Skip the pictures. Reproduce all other material exactly.

» **Records to process**
>> START

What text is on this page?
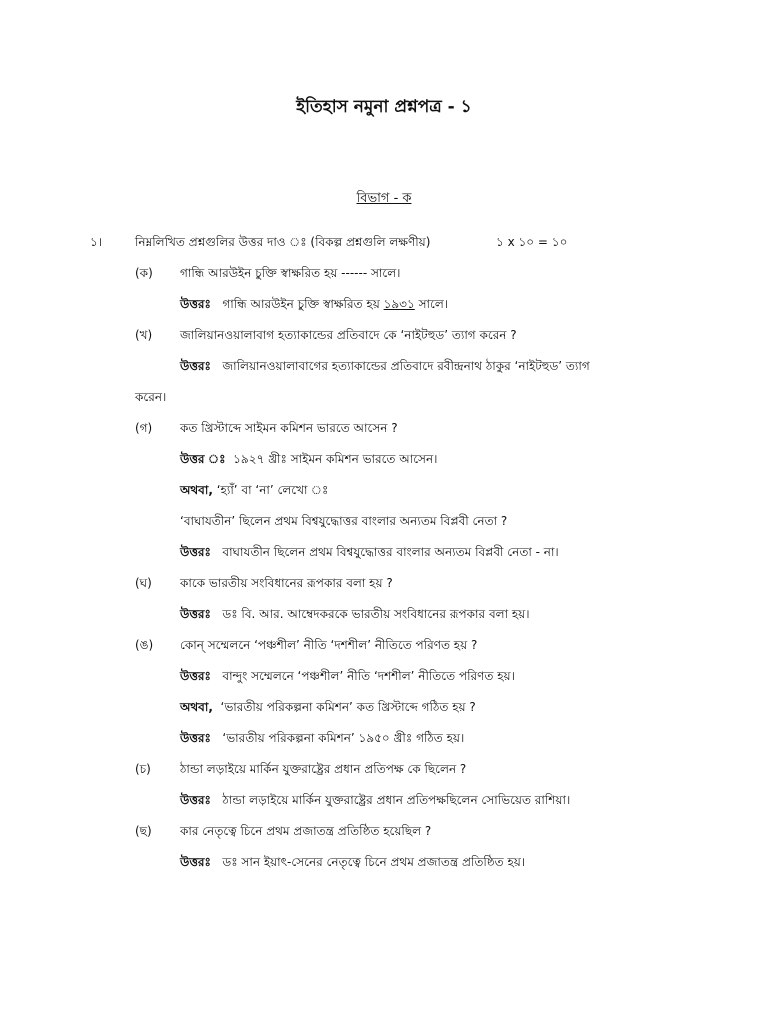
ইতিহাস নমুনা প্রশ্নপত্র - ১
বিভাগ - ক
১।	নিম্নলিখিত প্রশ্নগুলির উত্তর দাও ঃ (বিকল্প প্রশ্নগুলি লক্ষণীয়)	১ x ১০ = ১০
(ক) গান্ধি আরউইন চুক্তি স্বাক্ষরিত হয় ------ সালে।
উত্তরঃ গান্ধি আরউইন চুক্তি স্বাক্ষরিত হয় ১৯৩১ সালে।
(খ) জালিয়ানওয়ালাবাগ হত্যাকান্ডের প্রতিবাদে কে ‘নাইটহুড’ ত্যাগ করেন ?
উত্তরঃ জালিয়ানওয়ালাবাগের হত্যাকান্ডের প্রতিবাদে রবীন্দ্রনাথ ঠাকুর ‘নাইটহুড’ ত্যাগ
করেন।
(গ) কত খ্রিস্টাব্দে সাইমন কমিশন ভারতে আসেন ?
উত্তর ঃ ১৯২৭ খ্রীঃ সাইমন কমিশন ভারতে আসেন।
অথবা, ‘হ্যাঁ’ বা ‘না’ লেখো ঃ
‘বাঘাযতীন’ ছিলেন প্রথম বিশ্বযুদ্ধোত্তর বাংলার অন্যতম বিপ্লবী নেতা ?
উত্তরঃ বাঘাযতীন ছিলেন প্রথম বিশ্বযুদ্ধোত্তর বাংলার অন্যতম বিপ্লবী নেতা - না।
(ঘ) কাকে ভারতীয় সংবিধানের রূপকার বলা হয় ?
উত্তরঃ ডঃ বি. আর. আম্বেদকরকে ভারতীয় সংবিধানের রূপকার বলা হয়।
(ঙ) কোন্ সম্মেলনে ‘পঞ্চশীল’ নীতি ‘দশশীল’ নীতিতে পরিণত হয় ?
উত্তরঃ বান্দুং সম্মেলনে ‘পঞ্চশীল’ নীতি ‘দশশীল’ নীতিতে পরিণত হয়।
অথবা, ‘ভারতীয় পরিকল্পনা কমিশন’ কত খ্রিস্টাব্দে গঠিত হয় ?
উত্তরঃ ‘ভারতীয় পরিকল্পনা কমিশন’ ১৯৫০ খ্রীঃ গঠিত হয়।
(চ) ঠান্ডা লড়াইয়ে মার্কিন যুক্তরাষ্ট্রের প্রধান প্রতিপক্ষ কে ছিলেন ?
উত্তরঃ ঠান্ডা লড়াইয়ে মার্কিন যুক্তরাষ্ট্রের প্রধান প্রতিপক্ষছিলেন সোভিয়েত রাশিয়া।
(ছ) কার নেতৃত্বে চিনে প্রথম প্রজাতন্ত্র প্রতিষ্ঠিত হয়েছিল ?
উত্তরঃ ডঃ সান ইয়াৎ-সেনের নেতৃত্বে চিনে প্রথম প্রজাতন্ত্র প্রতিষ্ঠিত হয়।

>> END

» **Solution for this problem**
What text is on this page?
ইতিহাস নমুনা প্রশ্নপত্র - ১
বিভাগ - ক
১।	নিম্নলিখিত প্রশ্নগুলির উত্তর দাও ঃ (বিকল্প প্রশ্নগুলি লক্ষণীয়)	১ x ১০ = ১০
(ক) গান্ধি আরউইন চুক্তি স্বাক্ষরিত হয় ------ সালে।
উত্তরঃ গান্ধি আরউইন চুক্তি স্বাক্ষরিত হয় ১৯৩১ সালে।
(খ) জালিয়ানওয়ালাবাগ হত্যাকান্ডের প্রতিবাদে কে ‘নাইটহুড’ ত্যাগ করেন ?
উত্তরঃ জালিয়ানওয়ালাবাগের হত্যাকান্ডের প্রতিবাদে রবীন্দ্রনাথ ঠাকুর ‘নাইটহুড’ ত্যাগ
করেন।
(গ) কত খ্রিস্টাব্দে সাইমন কমিশন ভারতে আসেন ?
উত্তর ঃ ১৯২৭ খ্রীঃ সাইমন কমিশন ভারতে আসেন।
অথবা, ‘হ্যাঁ’ বা ‘না’ লেখো ঃ
‘বাঘাযতীন’ ছিলেন প্রথম বিশ্বযুদ্ধোত্তর বাংলার অন্যতম বিপ্লবী নেতা ?
উত্তরঃ বাঘাযতীন ছিলেন প্রথম বিশ্বযুদ্ধোত্তর বাংলার অন্যতম বিপ্লবী নেতা - না।
(ঘ) কাকে ভারতীয় সংবিধানের রূপকার বলা হয় ?
উত্তরঃ ডঃ বি. আর. আম্বেদকরকে ভারতীয় সংবিধানের রূপকার বলা হয়।
(ঙ) কোন্ সম্মেলনে ‘পঞ্চশীল’ নীতি ‘দশশীল’ নীতিতে পরিণত হয় ?
উত্তরঃ বান্দুং সম্মেলনে ‘পঞ্চশীল’ নীতি ‘দশশীল’ নীতিতে পরিণত হয়।
অথবা, ‘ভারতীয় পরিকল্পনা কমিশন’ কত খ্রিস্টাব্দে গঠিত হয় ?
উত্তরঃ ‘ভারতীয় পরিকল্পনা কমিশন’ ১৯৫০ খ্রীঃ গঠিত হয়।
(চ) ঠান্ডা লড়াইয়ে মার্কিন যুক্তরাষ্ট্রের প্রধান প্রতিপক্ষ কে ছিলেন ?
উত্তরঃ ঠান্ডা লড়াইয়ে মার্কিন যুক্তরাষ্ট্রের প্রধান প্রতিপক্ষছিলেন সোভিয়েত রাশিয়া।
(ছ) কার নেতৃত্বে চিনে প্রথম প্রজাতন্ত্র প্রতিষ্ঠিত হয়েছিল ?
উত্তরঃ ডঃ সান ইয়াৎ-সেনের নেতৃত্বে চিনে প্রথম প্রজাতন্ত্র প্রতিষ্ঠিত হয়।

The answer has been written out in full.